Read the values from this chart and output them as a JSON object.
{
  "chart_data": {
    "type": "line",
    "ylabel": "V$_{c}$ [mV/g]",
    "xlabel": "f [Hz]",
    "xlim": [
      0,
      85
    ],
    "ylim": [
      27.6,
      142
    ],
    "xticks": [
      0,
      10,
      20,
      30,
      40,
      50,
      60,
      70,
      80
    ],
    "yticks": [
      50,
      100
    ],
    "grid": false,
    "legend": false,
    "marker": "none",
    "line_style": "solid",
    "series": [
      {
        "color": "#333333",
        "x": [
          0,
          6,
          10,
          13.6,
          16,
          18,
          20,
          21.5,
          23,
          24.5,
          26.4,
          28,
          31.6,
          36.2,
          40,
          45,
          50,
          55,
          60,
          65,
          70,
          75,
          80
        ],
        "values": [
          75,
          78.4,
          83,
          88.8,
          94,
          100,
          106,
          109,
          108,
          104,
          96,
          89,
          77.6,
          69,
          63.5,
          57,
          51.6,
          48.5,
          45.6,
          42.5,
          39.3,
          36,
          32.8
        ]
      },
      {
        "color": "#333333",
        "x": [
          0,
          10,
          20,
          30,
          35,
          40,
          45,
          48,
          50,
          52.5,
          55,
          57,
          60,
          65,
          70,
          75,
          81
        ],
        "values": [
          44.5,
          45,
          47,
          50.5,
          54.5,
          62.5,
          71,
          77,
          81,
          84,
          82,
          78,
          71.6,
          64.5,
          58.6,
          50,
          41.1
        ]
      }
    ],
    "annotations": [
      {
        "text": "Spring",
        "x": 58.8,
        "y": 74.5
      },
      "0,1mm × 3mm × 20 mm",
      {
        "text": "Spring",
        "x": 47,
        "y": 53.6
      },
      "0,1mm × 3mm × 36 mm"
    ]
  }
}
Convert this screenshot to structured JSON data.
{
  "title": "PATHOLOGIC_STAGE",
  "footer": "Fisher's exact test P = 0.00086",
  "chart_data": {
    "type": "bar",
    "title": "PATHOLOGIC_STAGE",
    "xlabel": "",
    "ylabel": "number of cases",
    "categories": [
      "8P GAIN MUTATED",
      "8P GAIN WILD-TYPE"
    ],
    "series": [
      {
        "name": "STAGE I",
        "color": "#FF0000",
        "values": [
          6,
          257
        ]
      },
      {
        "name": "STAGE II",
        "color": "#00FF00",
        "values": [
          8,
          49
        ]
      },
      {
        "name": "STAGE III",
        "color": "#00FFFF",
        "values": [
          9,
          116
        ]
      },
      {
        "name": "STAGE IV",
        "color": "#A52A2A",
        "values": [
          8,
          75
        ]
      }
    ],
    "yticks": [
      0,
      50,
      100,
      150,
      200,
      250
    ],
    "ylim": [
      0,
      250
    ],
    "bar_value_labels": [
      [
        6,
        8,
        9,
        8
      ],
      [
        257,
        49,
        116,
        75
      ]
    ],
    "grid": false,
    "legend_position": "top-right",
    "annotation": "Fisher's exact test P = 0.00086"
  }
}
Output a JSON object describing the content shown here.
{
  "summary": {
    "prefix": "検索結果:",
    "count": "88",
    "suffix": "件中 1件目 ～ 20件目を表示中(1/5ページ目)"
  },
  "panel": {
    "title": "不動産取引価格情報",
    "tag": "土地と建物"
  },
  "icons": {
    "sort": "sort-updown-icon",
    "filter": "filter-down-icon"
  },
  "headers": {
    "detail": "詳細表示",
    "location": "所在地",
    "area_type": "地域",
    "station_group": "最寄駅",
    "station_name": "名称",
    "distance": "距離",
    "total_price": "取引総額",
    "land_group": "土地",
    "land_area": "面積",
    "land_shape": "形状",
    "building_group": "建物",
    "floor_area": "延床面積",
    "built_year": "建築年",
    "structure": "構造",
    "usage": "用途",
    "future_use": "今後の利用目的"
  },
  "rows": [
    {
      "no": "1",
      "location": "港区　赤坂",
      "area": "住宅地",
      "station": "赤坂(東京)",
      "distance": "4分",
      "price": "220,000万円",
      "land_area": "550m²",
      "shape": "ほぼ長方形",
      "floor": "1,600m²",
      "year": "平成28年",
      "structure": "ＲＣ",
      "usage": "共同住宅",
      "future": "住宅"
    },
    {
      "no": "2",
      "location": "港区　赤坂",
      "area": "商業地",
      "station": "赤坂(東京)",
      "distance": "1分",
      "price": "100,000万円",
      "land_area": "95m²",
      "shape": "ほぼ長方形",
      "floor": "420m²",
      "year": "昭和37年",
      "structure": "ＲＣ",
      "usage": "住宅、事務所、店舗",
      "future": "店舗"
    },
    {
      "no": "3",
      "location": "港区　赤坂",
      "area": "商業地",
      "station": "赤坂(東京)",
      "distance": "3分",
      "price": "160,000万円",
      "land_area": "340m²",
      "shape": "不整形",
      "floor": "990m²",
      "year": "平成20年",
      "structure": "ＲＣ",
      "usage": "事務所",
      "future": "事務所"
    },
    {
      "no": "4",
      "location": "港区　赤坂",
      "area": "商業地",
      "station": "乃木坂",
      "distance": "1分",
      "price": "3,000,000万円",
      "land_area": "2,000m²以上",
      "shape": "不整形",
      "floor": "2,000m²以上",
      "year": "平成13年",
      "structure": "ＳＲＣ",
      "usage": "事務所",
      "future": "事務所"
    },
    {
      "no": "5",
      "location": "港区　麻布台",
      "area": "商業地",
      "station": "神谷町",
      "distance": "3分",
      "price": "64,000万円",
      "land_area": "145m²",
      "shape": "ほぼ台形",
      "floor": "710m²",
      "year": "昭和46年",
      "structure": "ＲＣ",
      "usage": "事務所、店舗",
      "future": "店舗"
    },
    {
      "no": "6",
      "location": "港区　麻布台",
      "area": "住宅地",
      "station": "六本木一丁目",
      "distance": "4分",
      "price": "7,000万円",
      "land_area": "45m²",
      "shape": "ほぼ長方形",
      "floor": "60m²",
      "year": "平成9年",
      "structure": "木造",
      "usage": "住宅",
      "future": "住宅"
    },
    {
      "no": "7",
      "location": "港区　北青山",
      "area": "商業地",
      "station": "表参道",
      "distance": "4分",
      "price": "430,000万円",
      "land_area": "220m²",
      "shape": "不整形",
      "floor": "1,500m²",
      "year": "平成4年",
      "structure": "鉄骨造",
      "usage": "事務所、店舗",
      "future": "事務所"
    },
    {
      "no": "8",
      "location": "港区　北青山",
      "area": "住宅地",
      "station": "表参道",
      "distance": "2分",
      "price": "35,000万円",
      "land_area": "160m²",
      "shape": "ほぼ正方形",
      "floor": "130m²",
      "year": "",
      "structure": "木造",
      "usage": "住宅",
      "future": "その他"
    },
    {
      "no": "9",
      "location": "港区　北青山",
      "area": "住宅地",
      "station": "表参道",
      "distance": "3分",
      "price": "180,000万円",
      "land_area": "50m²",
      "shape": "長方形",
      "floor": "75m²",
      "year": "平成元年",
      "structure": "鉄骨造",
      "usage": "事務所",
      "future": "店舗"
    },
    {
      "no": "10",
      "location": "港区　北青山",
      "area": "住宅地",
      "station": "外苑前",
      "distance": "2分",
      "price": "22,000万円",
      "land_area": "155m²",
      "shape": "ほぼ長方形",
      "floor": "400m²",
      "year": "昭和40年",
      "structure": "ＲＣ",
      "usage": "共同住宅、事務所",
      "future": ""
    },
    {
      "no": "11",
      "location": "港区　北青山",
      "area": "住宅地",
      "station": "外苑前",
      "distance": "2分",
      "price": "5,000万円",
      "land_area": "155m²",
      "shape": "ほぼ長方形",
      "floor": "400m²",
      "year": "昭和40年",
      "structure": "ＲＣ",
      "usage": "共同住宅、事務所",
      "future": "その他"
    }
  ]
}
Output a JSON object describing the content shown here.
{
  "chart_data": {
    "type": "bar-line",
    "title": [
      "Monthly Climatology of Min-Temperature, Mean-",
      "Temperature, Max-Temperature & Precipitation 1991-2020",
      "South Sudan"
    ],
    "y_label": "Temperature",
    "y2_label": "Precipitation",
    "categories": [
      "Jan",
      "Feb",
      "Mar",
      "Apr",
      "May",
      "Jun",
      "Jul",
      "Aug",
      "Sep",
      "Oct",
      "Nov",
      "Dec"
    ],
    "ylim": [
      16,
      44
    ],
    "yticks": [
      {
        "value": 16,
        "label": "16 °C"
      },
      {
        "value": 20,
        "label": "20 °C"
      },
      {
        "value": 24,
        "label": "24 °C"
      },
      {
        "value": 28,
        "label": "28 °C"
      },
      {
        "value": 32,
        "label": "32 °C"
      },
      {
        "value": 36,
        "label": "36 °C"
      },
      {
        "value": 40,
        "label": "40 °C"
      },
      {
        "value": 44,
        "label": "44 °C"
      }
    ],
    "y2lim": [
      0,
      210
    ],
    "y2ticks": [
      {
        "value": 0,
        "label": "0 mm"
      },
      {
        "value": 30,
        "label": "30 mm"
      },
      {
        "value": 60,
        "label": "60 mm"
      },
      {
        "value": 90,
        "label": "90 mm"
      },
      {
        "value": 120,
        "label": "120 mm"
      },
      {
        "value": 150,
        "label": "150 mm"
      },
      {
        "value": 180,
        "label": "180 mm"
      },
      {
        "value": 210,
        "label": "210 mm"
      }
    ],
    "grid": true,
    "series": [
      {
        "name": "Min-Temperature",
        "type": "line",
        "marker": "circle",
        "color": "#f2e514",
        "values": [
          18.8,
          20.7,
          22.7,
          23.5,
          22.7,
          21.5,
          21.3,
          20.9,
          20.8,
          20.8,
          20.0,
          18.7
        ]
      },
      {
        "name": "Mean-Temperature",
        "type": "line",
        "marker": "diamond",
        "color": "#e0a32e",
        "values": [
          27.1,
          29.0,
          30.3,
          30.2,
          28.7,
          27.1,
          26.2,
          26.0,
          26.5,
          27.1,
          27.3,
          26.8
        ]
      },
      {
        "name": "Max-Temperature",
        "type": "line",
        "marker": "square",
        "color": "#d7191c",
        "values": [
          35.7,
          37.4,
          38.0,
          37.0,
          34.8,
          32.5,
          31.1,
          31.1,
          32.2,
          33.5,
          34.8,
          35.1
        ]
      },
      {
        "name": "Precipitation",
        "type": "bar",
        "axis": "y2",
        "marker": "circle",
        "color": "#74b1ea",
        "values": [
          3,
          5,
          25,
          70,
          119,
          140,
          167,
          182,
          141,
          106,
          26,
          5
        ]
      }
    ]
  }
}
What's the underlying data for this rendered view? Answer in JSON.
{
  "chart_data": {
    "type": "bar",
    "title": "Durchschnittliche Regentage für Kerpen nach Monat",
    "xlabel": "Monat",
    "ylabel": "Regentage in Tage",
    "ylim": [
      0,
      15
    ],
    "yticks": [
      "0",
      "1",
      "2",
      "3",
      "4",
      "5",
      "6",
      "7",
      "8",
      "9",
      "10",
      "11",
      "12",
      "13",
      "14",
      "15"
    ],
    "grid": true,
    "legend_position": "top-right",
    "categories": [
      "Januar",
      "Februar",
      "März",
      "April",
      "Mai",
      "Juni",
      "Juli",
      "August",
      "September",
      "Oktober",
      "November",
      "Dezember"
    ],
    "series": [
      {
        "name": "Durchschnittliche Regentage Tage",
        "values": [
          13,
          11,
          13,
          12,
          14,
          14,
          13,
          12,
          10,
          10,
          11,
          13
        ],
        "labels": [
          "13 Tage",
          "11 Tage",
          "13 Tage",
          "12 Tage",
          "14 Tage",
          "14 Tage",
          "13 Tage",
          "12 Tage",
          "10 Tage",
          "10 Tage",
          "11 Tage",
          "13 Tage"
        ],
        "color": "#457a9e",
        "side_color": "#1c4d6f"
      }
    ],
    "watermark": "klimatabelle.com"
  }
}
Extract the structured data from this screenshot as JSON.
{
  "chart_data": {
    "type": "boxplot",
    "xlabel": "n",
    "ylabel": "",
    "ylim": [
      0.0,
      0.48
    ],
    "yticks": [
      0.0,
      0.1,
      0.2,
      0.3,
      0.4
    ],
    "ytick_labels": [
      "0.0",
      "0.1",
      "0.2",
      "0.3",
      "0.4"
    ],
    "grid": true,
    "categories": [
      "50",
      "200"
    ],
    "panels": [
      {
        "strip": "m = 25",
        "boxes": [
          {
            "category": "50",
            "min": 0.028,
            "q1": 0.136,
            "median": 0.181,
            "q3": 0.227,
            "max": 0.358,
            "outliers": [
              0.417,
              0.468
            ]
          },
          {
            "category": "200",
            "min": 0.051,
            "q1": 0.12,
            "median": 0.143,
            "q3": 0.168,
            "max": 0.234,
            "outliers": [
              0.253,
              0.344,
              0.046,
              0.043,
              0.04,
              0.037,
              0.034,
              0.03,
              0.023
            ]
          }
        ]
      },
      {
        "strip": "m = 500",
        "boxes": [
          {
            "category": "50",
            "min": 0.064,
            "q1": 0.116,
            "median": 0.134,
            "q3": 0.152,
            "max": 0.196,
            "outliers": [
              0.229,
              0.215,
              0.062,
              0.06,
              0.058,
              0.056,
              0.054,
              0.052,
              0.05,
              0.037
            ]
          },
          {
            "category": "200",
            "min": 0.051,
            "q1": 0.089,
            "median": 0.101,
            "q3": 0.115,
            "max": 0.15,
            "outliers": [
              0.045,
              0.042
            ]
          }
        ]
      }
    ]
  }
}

· · · · ·

- _What you need to do_: Report the number of lines above that contain the word "from", and only that number.

- _Full output_: 2